## Your instructions
Without the pictures, return each record as it appears.

## Data rows
________

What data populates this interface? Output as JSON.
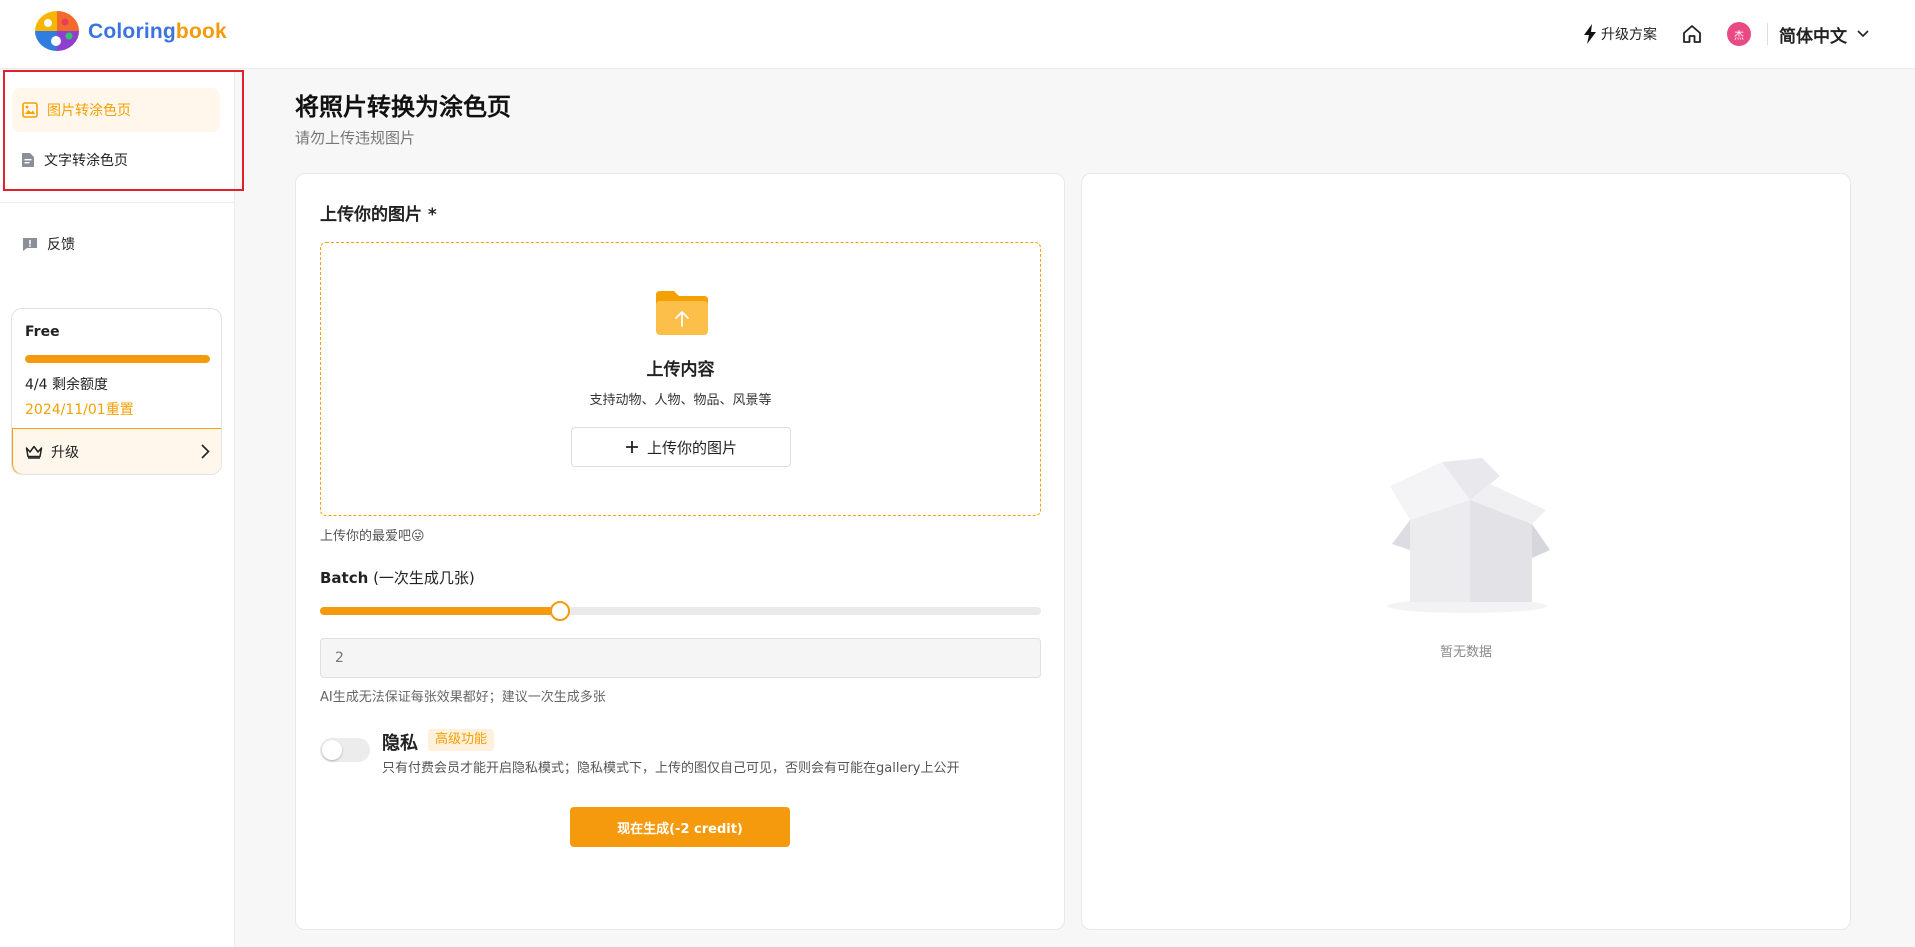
{
  "header": {
    "brand_part1": "Coloring",
    "brand_part2": "book",
    "upgrade_label": "升级方案",
    "avatar_initial": "杰",
    "language": "简体中文"
  },
  "sidebar": {
    "nav_items": [
      {
        "label": "图片转涂色页",
        "active": true
      },
      {
        "label": "文字转涂色页",
        "active": false
      }
    ],
    "feedback_label": "反馈",
    "plan": {
      "name": "Free",
      "quota_text": "4/4 剩余额度",
      "quota_fraction": 1.0,
      "reset_text": "2024/11/01重置",
      "upgrade_label": "升级"
    }
  },
  "main": {
    "title": "将照片转换为涂色页",
    "subtitle": "请勿上传违规图片",
    "upload": {
      "label": "上传你的图片 *",
      "drop_title": "上传内容",
      "drop_desc": "支持动物、人物、物品、风景等",
      "button_label": "上传你的图片",
      "hint": "上传你的最爱吧😜"
    },
    "batch": {
      "label_bold": "Batch",
      "label_rest": " (一次生成几张)",
      "value": "2",
      "slider_fraction": 0.333,
      "note": "AI生成无法保证每张效果都好；建议一次生成多张"
    },
    "privacy": {
      "title": "隐私",
      "badge": "高级功能",
      "desc": "只有付费会员才能开启隐私模式；隐私模式下，上传的图仅自己可见，否则会有可能在gallery上公开",
      "enabled": false
    },
    "generate_label": "现在生成(-2 credit)",
    "result": {
      "empty_text": "暂无数据"
    }
  },
  "colors": {
    "accent": "#f59a0c",
    "highlight_border": "#e0202d",
    "brand_blue": "#3b74e0"
  }
}
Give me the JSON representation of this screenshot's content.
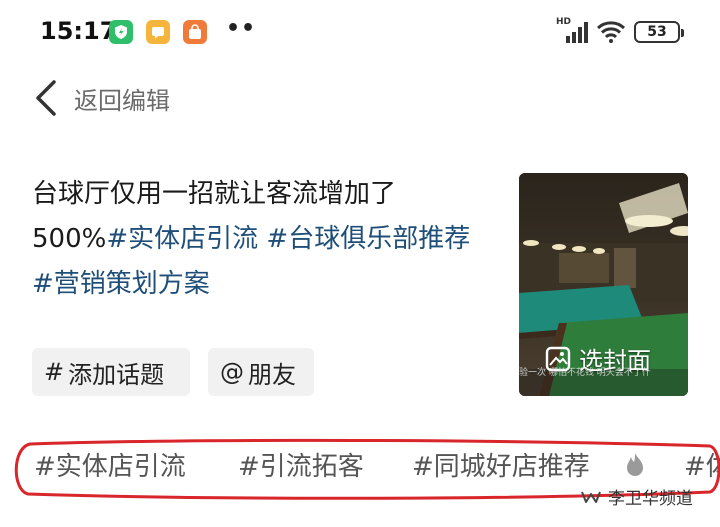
{
  "status_bar": {
    "time": "15:17",
    "network_label": "HD",
    "battery": "53",
    "app_icons": [
      "shield-icon",
      "chat-icon",
      "shopping-bag-icon"
    ],
    "more": "••"
  },
  "header": {
    "back_label": "返回编辑"
  },
  "caption": {
    "text": "台球厅仅用一招就让客流增加了500%",
    "hashtags": [
      "#实体店引流",
      "#台球俱乐部推荐",
      "#营销策划方案"
    ]
  },
  "cover": {
    "button_label": "选封面",
    "subtitle": "验一次 哪怕不花钱 明天会不了什"
  },
  "chips": {
    "add_topic": "添加话题",
    "add_topic_symbol": "#",
    "mention_friend": "朋友",
    "mention_symbol": "@"
  },
  "suggestions": [
    "#实体店引流",
    "#引流拓客",
    "#同城好店推荐",
    "#体"
  ],
  "watermark": {
    "text": "李卫华频道"
  },
  "colors": {
    "hashtag": "#1f4e79",
    "highlight_ellipse": "#d8262b",
    "chip_bg": "#f1f1f1"
  }
}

________

## Exercise solution
What data populates this interface? Output as JSON.
{
  "header": {
    "brand_part1": "Coloring",
    "brand_part2": "book",
    "upgrade_label": "升级方案",
    "avatar_initial": "杰",
    "language": "简体中文"
  },
  "sidebar": {
    "nav_items": [
      {
        "label": "图片转涂色页",
        "active": true
      },
      {
        "label": "文字转涂色页",
        "active": false
      }
    ],
    "feedback_label": "反馈",
    "plan": {
      "name": "Free",
      "quota_text": "4/4 剩余额度",
      "quota_fraction": 1.0,
      "reset_text": "2024/11/01重置",
      "upgrade_label": "升级"
    }
  },
  "main": {
    "title": "将照片转换为涂色页",
    "subtitle": "请勿上传违规图片",
    "upload": {
      "label": "上传你的图片 *",
      "drop_title": "上传内容",
      "drop_desc": "支持动物、人物、物品、风景等",
      "button_label": "上传你的图片",
      "hint": "上传你的最爱吧😜"
    },
    "batch": {
      "label_bold": "Batch",
      "label_rest": " (一次生成几张)",
      "value": "2",
      "slider_fraction": 0.333,
      "note": "AI生成无法保证每张效果都好；建议一次生成多张"
    },
    "privacy": {
      "title": "隐私",
      "badge": "高级功能",
      "desc": "只有付费会员才能开启隐私模式；隐私模式下，上传的图仅自己可见，否则会有可能在gallery上公开",
      "enabled": false
    },
    "generate_label": "现在生成(-2 credit)",
    "result": {
      "empty_text": "暂无数据"
    }
  },
  "colors": {
    "accent": "#f59a0c",
    "highlight_border": "#e0202d",
    "brand_blue": "#3b74e0"
  }
}
Give me the JSON representation of this screenshot's content.
{
  "status_bar": {
    "time": "15:17",
    "network_label": "HD",
    "battery": "53",
    "app_icons": [
      "shield-icon",
      "chat-icon",
      "shopping-bag-icon"
    ],
    "more": "••"
  },
  "header": {
    "back_label": "返回编辑"
  },
  "caption": {
    "text": "台球厅仅用一招就让客流增加了500%",
    "hashtags": [
      "#实体店引流",
      "#台球俱乐部推荐",
      "#营销策划方案"
    ]
  },
  "cover": {
    "button_label": "选封面",
    "subtitle": "验一次 哪怕不花钱 明天会不了什"
  },
  "chips": {
    "add_topic": "添加话题",
    "add_topic_symbol": "#",
    "mention_friend": "朋友",
    "mention_symbol": "@"
  },
  "suggestions": [
    "#实体店引流",
    "#引流拓客",
    "#同城好店推荐",
    "#体"
  ],
  "watermark": {
    "text": "李卫华频道"
  },
  "colors": {
    "hashtag": "#1f4e79",
    "highlight_ellipse": "#d8262b",
    "chip_bg": "#f1f1f1"
  }
}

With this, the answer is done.